Reproduce the listing below in full and without alteration, apart from its pictures.

=======

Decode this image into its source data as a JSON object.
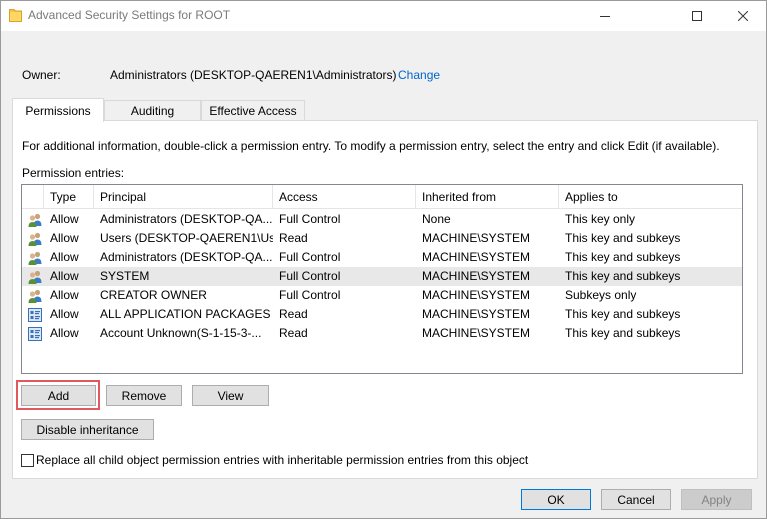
{
  "window": {
    "title": "Advanced Security Settings for ROOT",
    "folder_icon": "folder-icon"
  },
  "owner": {
    "label": "Owner:",
    "value": "Administrators (DESKTOP-QAEREN1\\Administrators)",
    "change_link": "Change"
  },
  "tabs": [
    {
      "label": "Permissions",
      "active": true
    },
    {
      "label": "Auditing",
      "active": false
    },
    {
      "label": "Effective Access",
      "active": false
    }
  ],
  "panel": {
    "info_text": "For additional information, double-click a permission entry. To modify a permission entry, select the entry and click Edit (if available).",
    "entries_label": "Permission entries:"
  },
  "table": {
    "columns": [
      "Type",
      "Principal",
      "Access",
      "Inherited from",
      "Applies to"
    ],
    "rows": [
      {
        "icon": "user-group-icon",
        "type": "Allow",
        "principal": "Administrators (DESKTOP-QA...",
        "access": "Full Control",
        "inherited": "None",
        "applies": "This key only",
        "selected": false
      },
      {
        "icon": "user-group-icon",
        "type": "Allow",
        "principal": "Users (DESKTOP-QAEREN1\\Us...",
        "access": "Read",
        "inherited": "MACHINE\\SYSTEM",
        "applies": "This key and subkeys",
        "selected": false
      },
      {
        "icon": "user-group-icon",
        "type": "Allow",
        "principal": "Administrators (DESKTOP-QA...",
        "access": "Full Control",
        "inherited": "MACHINE\\SYSTEM",
        "applies": "This key and subkeys",
        "selected": false
      },
      {
        "icon": "user-group-icon",
        "type": "Allow",
        "principal": "SYSTEM",
        "access": "Full Control",
        "inherited": "MACHINE\\SYSTEM",
        "applies": "This key and subkeys",
        "selected": true
      },
      {
        "icon": "user-group-icon",
        "type": "Allow",
        "principal": "CREATOR OWNER",
        "access": "Full Control",
        "inherited": "MACHINE\\SYSTEM",
        "applies": "Subkeys only",
        "selected": false
      },
      {
        "icon": "app-package-icon",
        "type": "Allow",
        "principal": "ALL APPLICATION PACKAGES",
        "access": "Read",
        "inherited": "MACHINE\\SYSTEM",
        "applies": "This key and subkeys",
        "selected": false
      },
      {
        "icon": "app-package-icon",
        "type": "Allow",
        "principal": "Account Unknown(S-1-15-3-...",
        "access": "Read",
        "inherited": "MACHINE\\SYSTEM",
        "applies": "This key and subkeys",
        "selected": false
      }
    ]
  },
  "buttons": {
    "add": "Add",
    "remove": "Remove",
    "view": "View",
    "disable_inheritance": "Disable inheritance",
    "ok": "OK",
    "cancel": "Cancel",
    "apply": "Apply"
  },
  "checkbox": {
    "label": "Replace all child object permission entries with inheritable permission entries from this object",
    "checked": false
  },
  "colors": {
    "link": "#0066cc",
    "highlight": "#e0595f",
    "default_button_border": "#0078d7"
  }
}
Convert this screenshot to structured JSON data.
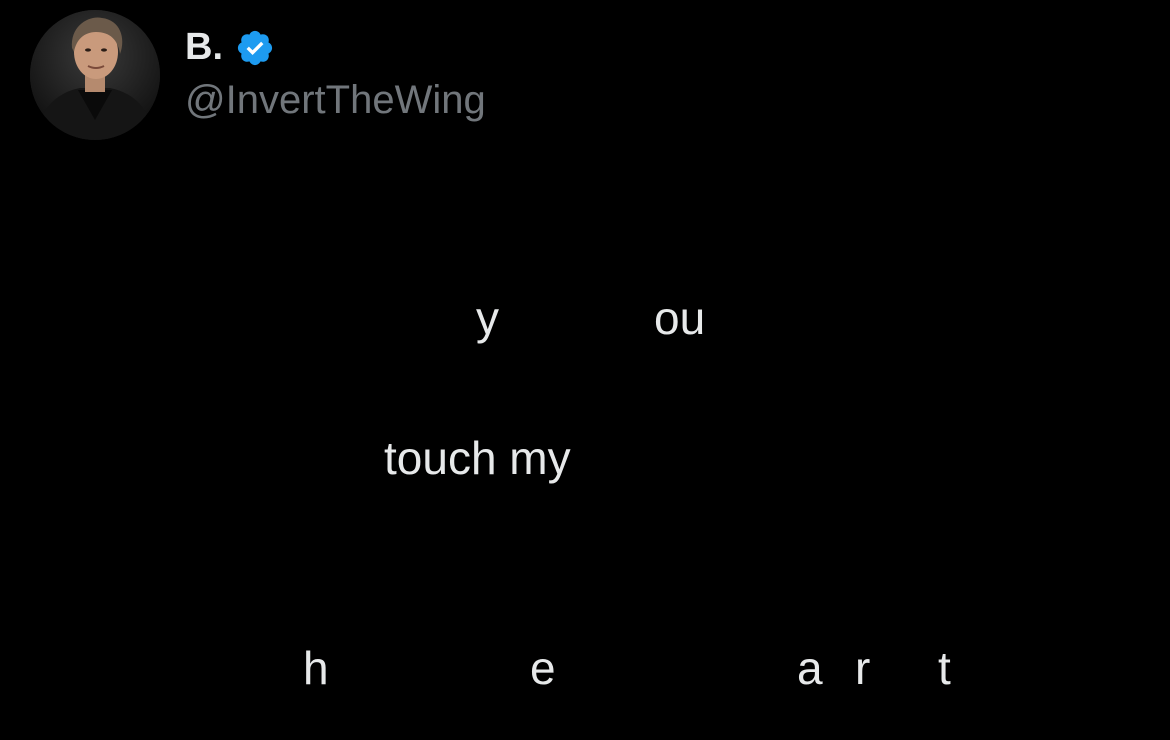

=======

-- Result below --
Decode this image into its source data as a JSON object.
{
  "window": {
    "title": "Advanced Security Settings for ROOT",
    "folder_icon": "folder-icon"
  },
  "owner": {
    "label": "Owner:",
    "value": "Administrators (DESKTOP-QAEREN1\\Administrators)",
    "change_link": "Change"
  },
  "tabs": [
    {
      "label": "Permissions",
      "active": true
    },
    {
      "label": "Auditing",
      "active": false
    },
    {
      "label": "Effective Access",
      "active": false
    }
  ],
  "panel": {
    "info_text": "For additional information, double-click a permission entry. To modify a permission entry, select the entry and click Edit (if available).",
    "entries_label": "Permission entries:"
  },
  "table": {
    "columns": [
      "Type",
      "Principal",
      "Access",
      "Inherited from",
      "Applies to"
    ],
    "rows": [
      {
        "icon": "user-group-icon",
        "type": "Allow",
        "principal": "Administrators (DESKTOP-QA...",
        "access": "Full Control",
        "inherited": "None",
        "applies": "This key only",
        "selected": false
      },
      {
        "icon": "user-group-icon",
        "type": "Allow",
        "principal": "Users (DESKTOP-QAEREN1\\Us...",
        "access": "Read",
        "inherited": "MACHINE\\SYSTEM",
        "applies": "This key and subkeys",
        "selected": false
      },
      {
        "icon": "user-group-icon",
        "type": "Allow",
        "principal": "Administrators (DESKTOP-QA...",
        "access": "Full Control",
        "inherited": "MACHINE\\SYSTEM",
        "applies": "This key and subkeys",
        "selected": false
      },
      {
        "icon": "user-group-icon",
        "type": "Allow",
        "principal": "SYSTEM",
        "access": "Full Control",
        "inherited": "MACHINE\\SYSTEM",
        "applies": "This key and subkeys",
        "selected": true
      },
      {
        "icon": "user-group-icon",
        "type": "Allow",
        "principal": "CREATOR OWNER",
        "access": "Full Control",
        "inherited": "MACHINE\\SYSTEM",
        "applies": "Subkeys only",
        "selected": false
      },
      {
        "icon": "app-package-icon",
        "type": "Allow",
        "principal": "ALL APPLICATION PACKAGES",
        "access": "Read",
        "inherited": "MACHINE\\SYSTEM",
        "applies": "This key and subkeys",
        "selected": false
      },
      {
        "icon": "app-package-icon",
        "type": "Allow",
        "principal": "Account Unknown(S-1-15-3-...",
        "access": "Read",
        "inherited": "MACHINE\\SYSTEM",
        "applies": "This key and subkeys",
        "selected": false
      }
    ]
  },
  "buttons": {
    "add": "Add",
    "remove": "Remove",
    "view": "View",
    "disable_inheritance": "Disable inheritance",
    "ok": "OK",
    "cancel": "Cancel",
    "apply": "Apply"
  },
  "checkbox": {
    "label": "Replace all child object permission entries with inheritable permission entries from this object",
    "checked": false
  },
  "colors": {
    "link": "#0066cc",
    "highlight": "#e0595f",
    "default_button_border": "#0078d7"
  }
}
Convert this screenshot to structured JSON data.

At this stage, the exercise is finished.